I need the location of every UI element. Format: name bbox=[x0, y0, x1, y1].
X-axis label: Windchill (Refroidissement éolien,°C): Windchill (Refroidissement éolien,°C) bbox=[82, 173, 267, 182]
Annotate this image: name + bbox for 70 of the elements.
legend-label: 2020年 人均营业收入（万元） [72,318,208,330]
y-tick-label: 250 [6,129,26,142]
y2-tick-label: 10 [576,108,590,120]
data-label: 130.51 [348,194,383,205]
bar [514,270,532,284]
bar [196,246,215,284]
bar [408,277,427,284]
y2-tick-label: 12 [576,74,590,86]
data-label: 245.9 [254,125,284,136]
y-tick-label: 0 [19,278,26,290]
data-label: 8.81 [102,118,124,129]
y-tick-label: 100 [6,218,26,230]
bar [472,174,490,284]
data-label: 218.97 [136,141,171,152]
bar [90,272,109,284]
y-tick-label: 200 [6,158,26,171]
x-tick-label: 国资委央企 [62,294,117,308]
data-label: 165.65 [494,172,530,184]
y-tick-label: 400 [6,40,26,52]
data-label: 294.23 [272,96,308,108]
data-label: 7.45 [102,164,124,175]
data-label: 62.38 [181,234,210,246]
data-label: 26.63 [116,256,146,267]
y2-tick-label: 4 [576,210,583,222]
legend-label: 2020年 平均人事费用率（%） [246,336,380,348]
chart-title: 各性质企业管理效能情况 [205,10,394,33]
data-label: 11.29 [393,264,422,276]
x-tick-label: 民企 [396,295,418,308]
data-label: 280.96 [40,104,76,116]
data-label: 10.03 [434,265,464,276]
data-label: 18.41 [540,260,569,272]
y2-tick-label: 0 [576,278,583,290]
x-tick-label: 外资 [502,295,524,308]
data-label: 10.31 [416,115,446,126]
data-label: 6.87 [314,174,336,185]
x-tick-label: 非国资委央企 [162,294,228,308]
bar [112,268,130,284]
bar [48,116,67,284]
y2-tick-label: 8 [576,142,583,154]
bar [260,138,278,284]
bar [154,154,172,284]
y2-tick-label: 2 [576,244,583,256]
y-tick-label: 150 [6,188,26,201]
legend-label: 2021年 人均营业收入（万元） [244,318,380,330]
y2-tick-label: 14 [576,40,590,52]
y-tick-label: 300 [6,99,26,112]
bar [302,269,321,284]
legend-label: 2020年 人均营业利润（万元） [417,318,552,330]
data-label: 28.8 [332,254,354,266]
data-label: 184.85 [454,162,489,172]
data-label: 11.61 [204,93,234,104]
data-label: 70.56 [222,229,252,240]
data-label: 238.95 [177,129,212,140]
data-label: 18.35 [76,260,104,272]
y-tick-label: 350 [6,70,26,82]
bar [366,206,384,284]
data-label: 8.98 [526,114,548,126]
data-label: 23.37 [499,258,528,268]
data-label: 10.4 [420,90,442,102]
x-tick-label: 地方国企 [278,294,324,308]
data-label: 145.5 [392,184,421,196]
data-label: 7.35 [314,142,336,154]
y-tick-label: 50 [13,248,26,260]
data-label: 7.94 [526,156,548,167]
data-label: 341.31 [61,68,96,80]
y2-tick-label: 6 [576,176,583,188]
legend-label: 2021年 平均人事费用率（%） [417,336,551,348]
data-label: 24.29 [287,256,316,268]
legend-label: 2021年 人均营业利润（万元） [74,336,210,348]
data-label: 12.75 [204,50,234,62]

==================================================

Convert the rows above into a JSON list of strings, one string per line, with blank lines omitted.

## Answer for the task
[
  "I need the location of every UI element. Format: name bbox=[x0, y0, x1, y1].",
  "X-axis label: Windchill (Refroidissement éolien,°C): Windchill (Refroidissement éolien,°C) bbox=[82, 173, 267, 182]",
  "Annotate this image: name + bbox for 70 of the elements.",
  "legend-label: 2020年 人均营业收入（万元） [72,318,208,330]",
  "y-tick-label: 250 [6,129,26,142]",
  "y2-tick-label: 10 [576,108,590,120]",
  "data-label: 130.51 [348,194,383,205]",
  "bar [514,270,532,284]",
  "bar [196,246,215,284]",
  "bar [408,277,427,284]",
  "y2-tick-label: 12 [576,74,590,86]",
  "data-label: 245.9 [254,125,284,136]",
  "y-tick-label: 0 [19,278,26,290]",
  "data-label: 8.81 [102,118,124,129]",
  "y-tick-label: 100 [6,218,26,230]",
  "bar [472,174,490,284]",
  "data-label: 218.97 [136,141,171,152]",
  "bar [90,272,109,284]",
  "y-tick-label: 200 [6,158,26,171]",
  "x-tick-label: 国资委央企 [62,294,117,308]",
  "data-label: 165.65 [494,172,530,184]",
  "y-tick-label: 400 [6,40,26,52]",
  "data-label: 294.23 [272,96,308,108]",
  "data-label: 7.45 [102,164,124,175]",
  "data-label: 62.38 [181,234,210,246]",
  "data-label: 26.63 [116,256,146,267]",
  "y2-tick-label: 4 [576,210,583,222]",
  "legend-label: 2020年 平均人事费用率（%） [246,336,380,348]",
  "chart-title: 各性质企业管理效能情况 [205,10,394,33]",
  "data-label: 11.29 [393,264,422,276]",
  "x-tick-label: 民企 [396,295,418,308]",
  "data-label: 280.96 [40,104,76,116]",
  "data-label: 10.03 [434,265,464,276]",
  "data-label: 18.41 [540,260,569,272]",
  "y2-tick-label: 0 [576,278,583,290]",
  "x-tick-label: 外资 [502,295,524,308]",
  "data-label: 10.31 [416,115,446,126]",
  "data-label: 6.87 [314,174,336,185]",
  "x-tick-label: 非国资委央企 [162,294,228,308]",
  "bar [112,268,130,284]",
  "bar [48,116,67,284]",
  "y2-tick-label: 8 [576,142,583,154]",
  "bar [260,138,278,284]",
  "bar [154,154,172,284]",
  "y2-tick-label: 2 [576,244,583,256]",
  "y-tick-label: 150 [6,188,26,201]",
  "legend-label: 2021年 人均营业收入（万元） [244,318,380,330]",
  "y2-tick-label: 14 [576,40,590,52]",
  "y-tick-label: 300 [6,99,26,112]",
  "bar [302,269,321,284]",
  "legend-label: 2020年 人均营业利润（万元） [417,318,552,330]",
  "data-label: 28.8 [332,254,354,266]",
  "data-label: 184.85 [454,162,489,172]",
  "data-label: 11.61 [204,93,234,104]",
  "data-label: 70.56 [222,229,252,240]",
  "data-label: 238.95 [177,129,212,140]",
  "data-label: 18.35 [76,260,104,272]",
  "y-tick-label: 350 [6,70,26,82]",
  "bar [366,206,384,284]",
  "data-label: 8.98 [526,114,548,126]",
  "data-label: 23.37 [499,258,528,268]",
  "data-label: 10.4 [420,90,442,102]",
  "x-tick-label: 地方国企 [278,294,324,308]",
  "data-label: 145.5 [392,184,421,196]",
  "data-label: 7.35 [314,142,336,154]",
  "y-tick-label: 50 [13,248,26,260]",
  "data-label: 7.94 [526,156,548,167]",
  "data-label: 341.31 [61,68,96,80]",
  "y2-tick-label: 6 [576,176,583,188]",
  "legend-label: 2021年 平均人事费用率（%） [417,336,551,348]",
  "data-label: 24.29 [287,256,316,268]",
  "legend-label: 2021年 人均营业利润（万元） [74,336,210,348]",
  "data-label: 12.75 [204,50,234,62]"
]